⟨
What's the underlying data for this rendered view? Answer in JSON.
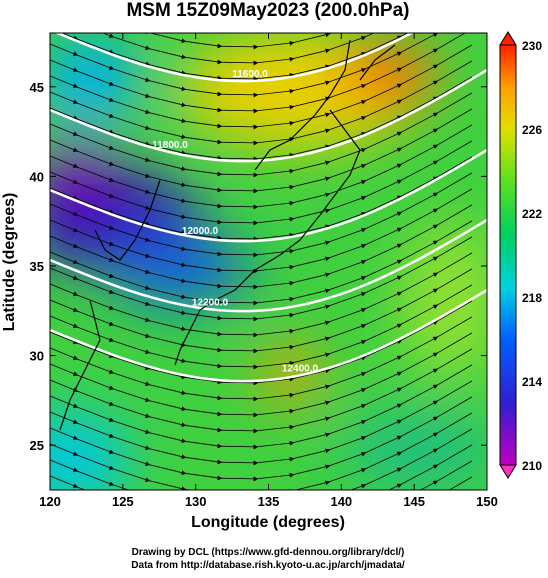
{
  "title": "MSM 15Z09May2023 (200.0hPa)",
  "x_axis": {
    "label": "Longitude (degrees)",
    "lim": [
      120,
      150
    ],
    "ticks": [
      120,
      125,
      130,
      135,
      140,
      145,
      150
    ]
  },
  "y_axis": {
    "label": "Latitude  (degrees)",
    "lim": [
      22.5,
      48
    ],
    "ticks": [
      25,
      30,
      35,
      40,
      45
    ]
  },
  "colorbar": {
    "lim": [
      210,
      230
    ],
    "ticks": [
      210,
      214,
      218,
      222,
      226,
      230
    ]
  },
  "contour_labels": [
    "11600.0",
    "11800.0",
    "12000.0",
    "12200.0",
    "12400.0"
  ],
  "footer": [
    "Drawing by DCL (https://www.gfd-dennou.org/library/dcl/)",
    "Data from http://database.rish.kyoto-u.ac.jp/arch/jmadata/"
  ]
}
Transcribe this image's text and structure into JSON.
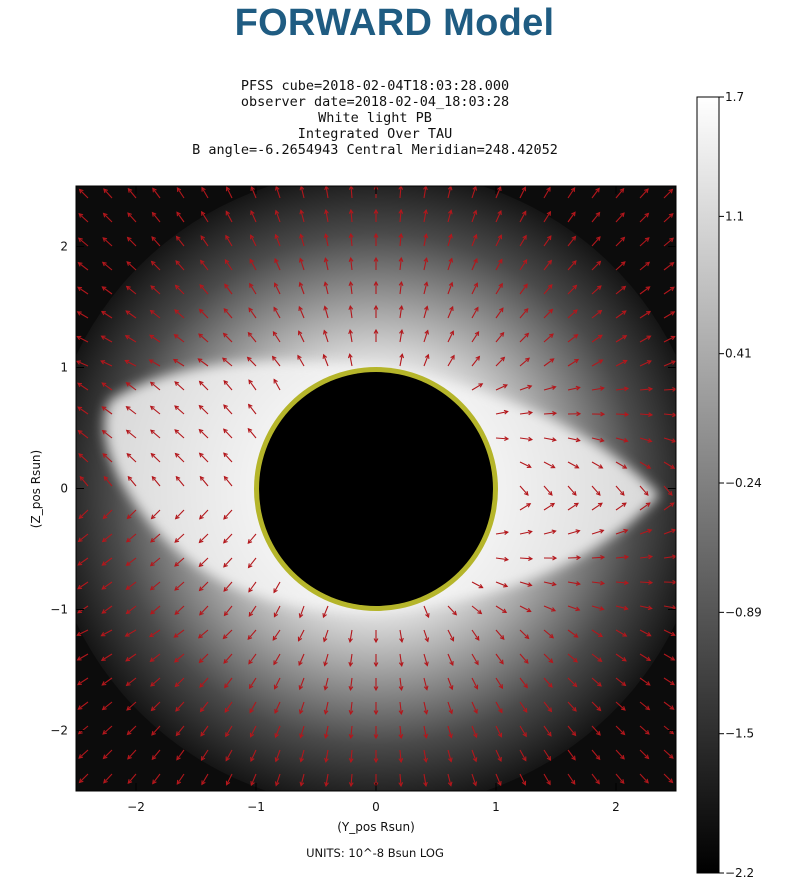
{
  "heading": "FORWARD Model",
  "title_lines": [
    "PFSS cube=2018-02-04T18:03:28.000",
    "observer date=2018-02-04_18:03:28",
    "White light PB",
    "Integrated Over TAU",
    "B angle=-6.2654943 Central Meridian=248.42052"
  ],
  "units_label": "UNITS: 10^-8 Bsun LOG",
  "colors": {
    "heading": "#1f5c82",
    "vectors": "#b3171c",
    "limb_ring": "#b5b52a",
    "occulter": "#000000"
  },
  "chart_data": {
    "type": "heatmap",
    "description_of_overlay": "vector field arrows",
    "xlabel": "(Y_pos Rsun)",
    "ylabel": "(Z_pos Rsun)",
    "xlim": [
      -2.5,
      2.5
    ],
    "ylim": [
      -2.5,
      2.5
    ],
    "xticks": [
      -2,
      -1,
      0,
      1,
      2
    ],
    "yticks": [
      -2,
      -1,
      0,
      1,
      2
    ],
    "occulter_radius_rsun": 1.0,
    "colorbar": {
      "min": -2.2,
      "max": 1.7,
      "ticks": [
        1.7,
        1.1,
        0.41,
        -0.24,
        -0.89,
        -1.5,
        -2.2
      ],
      "tick_labels": [
        "1.7",
        "1.1",
        "0.41",
        "−0.24",
        "−0.89",
        "−1.5",
        "−2.2"
      ],
      "colormap": "grayscale"
    }
  }
}
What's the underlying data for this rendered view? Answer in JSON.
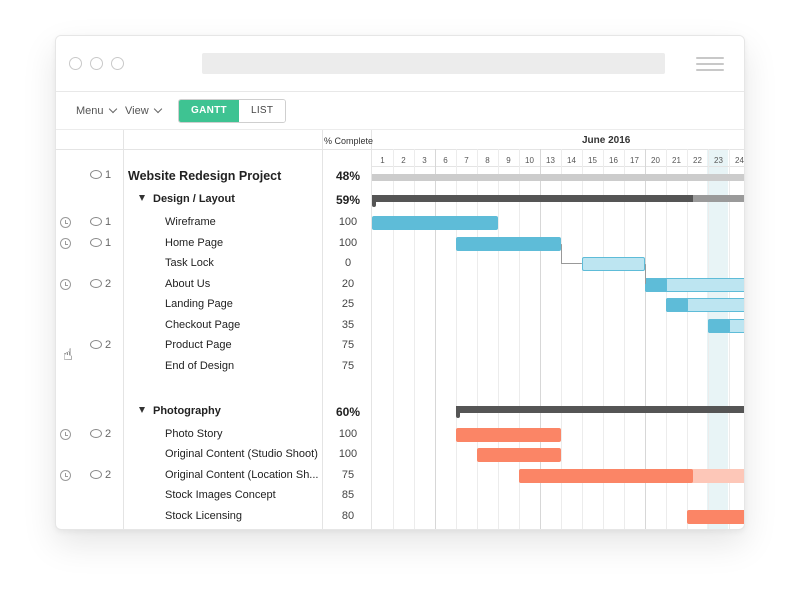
{
  "toolbar": {
    "menu_label": "Menu",
    "view_label": "View",
    "gantt_label": "GANTT",
    "list_label": "LIST"
  },
  "header": {
    "pct_complete": "% Complete",
    "month": "June 2016"
  },
  "days": [
    "1",
    "2",
    "3",
    "6",
    "7",
    "8",
    "9",
    "10",
    "13",
    "14",
    "15",
    "16",
    "17",
    "20",
    "21",
    "22",
    "23",
    "24"
  ],
  "highlight_day": "23",
  "colors": {
    "blue": "#5ebcd8",
    "blue_light": "#bde5f1",
    "salmon": "#fb8566",
    "salmon_light": "#fdc7b8",
    "dark": "#555555",
    "accent": "#3ec392"
  },
  "rows": [
    {
      "label": "Website Redesign Project",
      "pct": "48%",
      "kind": "project",
      "comments": "1",
      "clock": false
    },
    {
      "label": "Design / Layout",
      "pct": "59%",
      "kind": "group",
      "comments": "",
      "clock": false
    },
    {
      "label": "Wireframe",
      "pct": "100",
      "kind": "task",
      "comments": "1",
      "clock": true
    },
    {
      "label": "Home Page",
      "pct": "100",
      "kind": "task",
      "comments": "1",
      "clock": true
    },
    {
      "label": "Task Lock",
      "pct": "0",
      "kind": "task",
      "comments": "",
      "clock": false
    },
    {
      "label": "About Us",
      "pct": "20",
      "kind": "task",
      "comments": "2",
      "clock": true
    },
    {
      "label": "Landing Page",
      "pct": "25",
      "kind": "task",
      "comments": "",
      "clock": false
    },
    {
      "label": "Checkout Page",
      "pct": "35",
      "kind": "task",
      "comments": "",
      "clock": false
    },
    {
      "label": "Product Page",
      "pct": "75",
      "kind": "task",
      "comments": "2",
      "clock": false
    },
    {
      "label": "End of Design",
      "pct": "75",
      "kind": "task",
      "comments": "",
      "clock": false
    },
    {
      "label": "Photography",
      "pct": "60%",
      "kind": "group",
      "comments": "",
      "clock": false
    },
    {
      "label": "Photo Story",
      "pct": "100",
      "kind": "task",
      "comments": "2",
      "clock": true
    },
    {
      "label": "Original Content (Studio Shoot)",
      "pct": "100",
      "kind": "task",
      "comments": "",
      "clock": false
    },
    {
      "label": "Original Content (Location Sh...",
      "pct": "75",
      "kind": "task",
      "comments": "2",
      "clock": true
    },
    {
      "label": "Stock Images Concept",
      "pct": "85",
      "kind": "task",
      "comments": "",
      "clock": false
    },
    {
      "label": "Stock Licensing",
      "pct": "80",
      "kind": "task",
      "comments": "",
      "clock": false
    }
  ]
}
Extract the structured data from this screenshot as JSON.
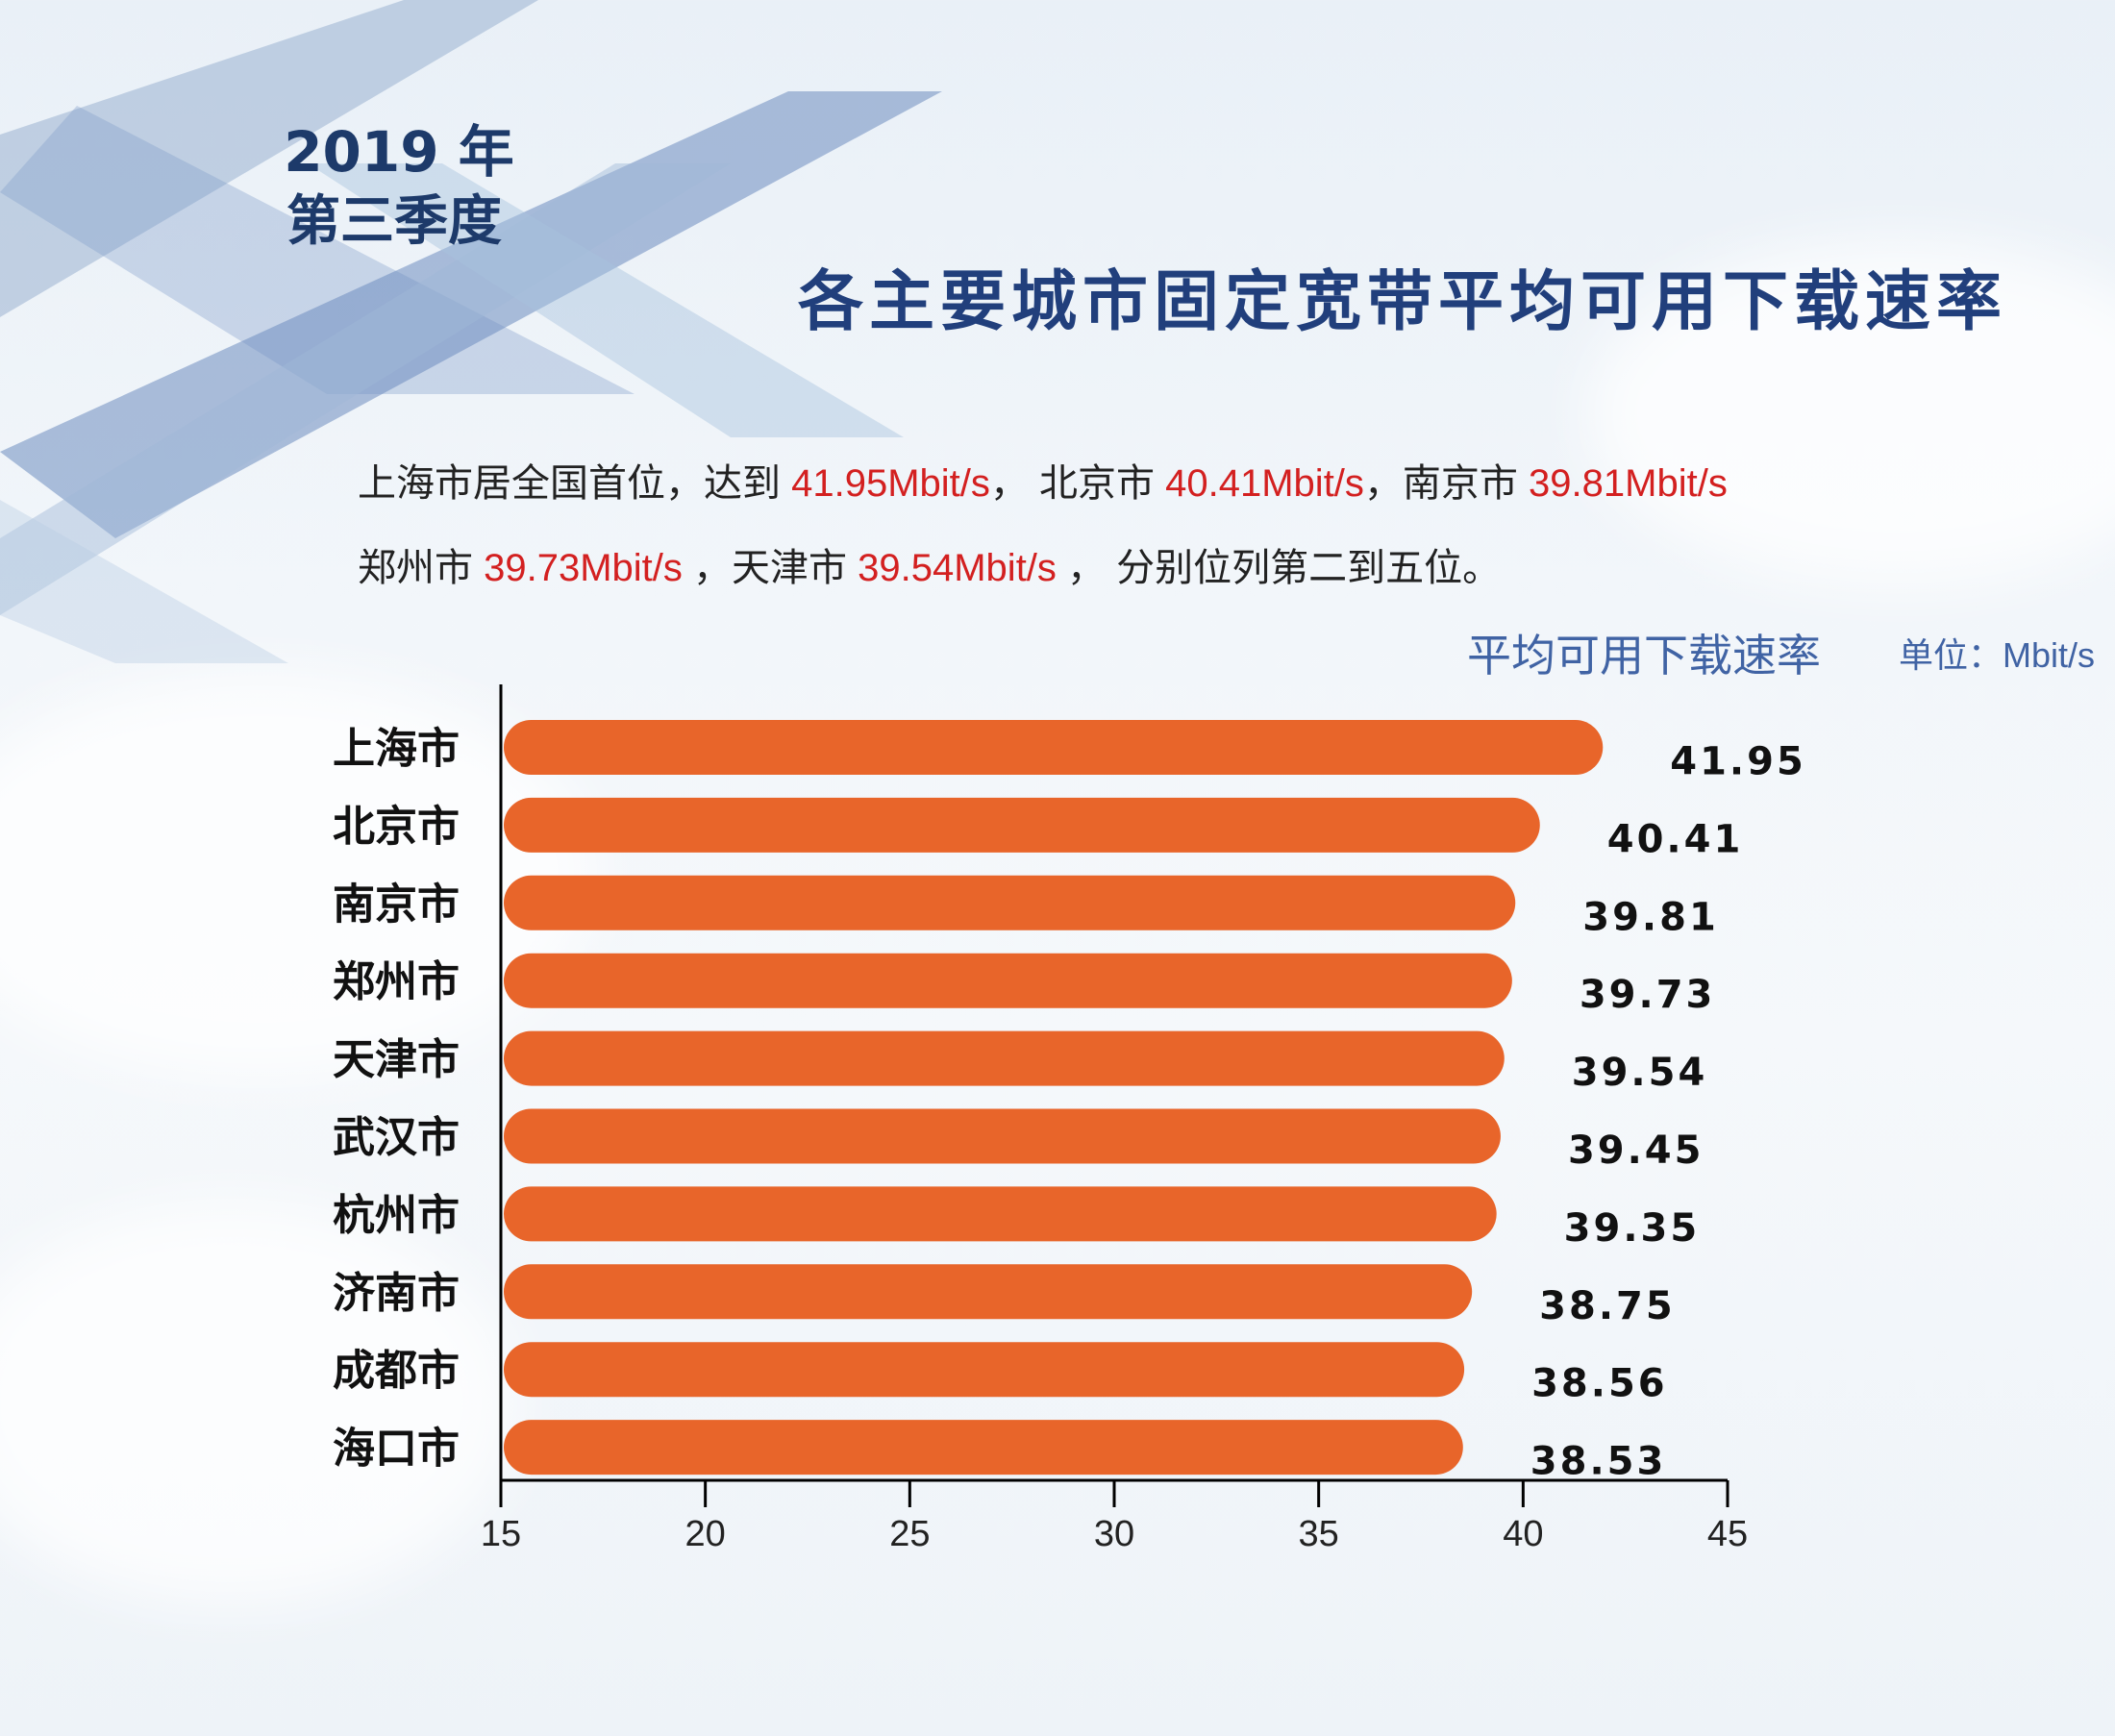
⟩
| Goal of the exercise |
Each entry gets copied exactly; the pictures stay out.

| Problem solution |
What's the underlying data for this rendered view? Answer in JSON.
{
  "title": "MSM 15Z09May2023 (200.0hPa)",
  "x_axis": {
    "label": "Longitude (degrees)",
    "lim": [
      120,
      150
    ],
    "ticks": [
      120,
      125,
      130,
      135,
      140,
      145,
      150
    ]
  },
  "y_axis": {
    "label": "Latitude  (degrees)",
    "lim": [
      22.5,
      48
    ],
    "ticks": [
      25,
      30,
      35,
      40,
      45
    ]
  },
  "colorbar": {
    "lim": [
      210,
      230
    ],
    "ticks": [
      210,
      214,
      218,
      222,
      226,
      230
    ]
  },
  "contour_labels": [
    "11600.0",
    "11800.0",
    "12000.0",
    "12200.0",
    "12400.0"
  ],
  "footer": [
    "Drawing by DCL (https://www.gfd-dennou.org/library/dcl/)",
    "Data from http://database.rish.kyoto-u.ac.jp/arch/jmadata/"
  ]
}
Transcribe this image's text and structure into JSON.
{
  "heading": "FORWARD Model",
  "title_lines": [
    "PFSS cube=2018-02-04T18:03:28.000",
    "observer date=2018-02-04_18:03:28",
    "White light PB",
    "Integrated Over TAU",
    "B angle=-6.2654943 Central Meridian=248.42052"
  ],
  "units_label": "UNITS: 10^-8 Bsun LOG",
  "colors": {
    "heading": "#1f5c82",
    "vectors": "#b3171c",
    "limb_ring": "#b5b52a",
    "occulter": "#000000"
  },
  "chart_data": {
    "type": "heatmap",
    "description_of_overlay": "vector field arrows",
    "xlabel": "(Y_pos Rsun)",
    "ylabel": "(Z_pos Rsun)",
    "xlim": [
      -2.5,
      2.5
    ],
    "ylim": [
      -2.5,
      2.5
    ],
    "xticks": [
      -2,
      -1,
      0,
      1,
      2
    ],
    "yticks": [
      -2,
      -1,
      0,
      1,
      2
    ],
    "occulter_radius_rsun": 1.0,
    "colorbar": {
      "min": -2.2,
      "max": 1.7,
      "ticks": [
        1.7,
        1.1,
        0.41,
        -0.24,
        -0.89,
        -1.5,
        -2.2
      ],
      "tick_labels": [
        "1.7",
        "1.1",
        "0.41",
        "−0.24",
        "−0.89",
        "−1.5",
        "−2.2"
      ],
      "colormap": "grayscale"
    }
  }
}
What's the underlying data for this rendered view? Answer in JSON.
{
  "toolbar": {
    "menu_label": "Menu",
    "view_label": "View",
    "gantt_label": "GANTT",
    "list_label": "LIST"
  },
  "header": {
    "pct_complete": "% Complete",
    "month": "June 2016"
  },
  "days": [
    "1",
    "2",
    "3",
    "6",
    "7",
    "8",
    "9",
    "10",
    "13",
    "14",
    "15",
    "16",
    "17",
    "20",
    "21",
    "22",
    "23",
    "24"
  ],
  "highlight_day": "23",
  "colors": {
    "blue": "#5ebcd8",
    "blue_light": "#bde5f1",
    "salmon": "#fb8566",
    "salmon_light": "#fdc7b8",
    "dark": "#555555",
    "accent": "#3ec392"
  },
  "rows": [
    {
      "label": "Website Redesign Project",
      "pct": "48%",
      "kind": "project",
      "comments": "1",
      "clock": false
    },
    {
      "label": "Design / Layout",
      "pct": "59%",
      "kind": "group",
      "comments": "",
      "clock": false
    },
    {
      "label": "Wireframe",
      "pct": "100",
      "kind": "task",
      "comments": "1",
      "clock": true
    },
    {
      "label": "Home Page",
      "pct": "100",
      "kind": "task",
      "comments": "1",
      "clock": true
    },
    {
      "label": "Task Lock",
      "pct": "0",
      "kind": "task",
      "comments": "",
      "clock": false
    },
    {
      "label": "About Us",
      "pct": "20",
      "kind": "task",
      "comments": "2",
      "clock": true
    },
    {
      "label": "Landing Page",
      "pct": "25",
      "kind": "task",
      "comments": "",
      "clock": false
    },
    {
      "label": "Checkout Page",
      "pct": "35",
      "kind": "task",
      "comments": "",
      "clock": false
    },
    {
      "label": "Product Page",
      "pct": "75",
      "kind": "task",
      "comments": "2",
      "clock": false
    },
    {
      "label": "End of Design",
      "pct": "75",
      "kind": "task",
      "comments": "",
      "clock": false
    },
    {
      "label": "Photography",
      "pct": "60%",
      "kind": "group",
      "comments": "",
      "clock": false
    },
    {
      "label": "Photo Story",
      "pct": "100",
      "kind": "task",
      "comments": "2",
      "clock": true
    },
    {
      "label": "Original Content (Studio Shoot)",
      "pct": "100",
      "kind": "task",
      "comments": "",
      "clock": false
    },
    {
      "label": "Original Content (Location Sh...",
      "pct": "75",
      "kind": "task",
      "comments": "2",
      "clock": true
    },
    {
      "label": "Stock Images Concept",
      "pct": "85",
      "kind": "task",
      "comments": "",
      "clock": false
    },
    {
      "label": "Stock Licensing",
      "pct": "80",
      "kind": "task",
      "comments": "",
      "clock": false
    }
  ]
}
Extract the structured data from this screenshot as JSON.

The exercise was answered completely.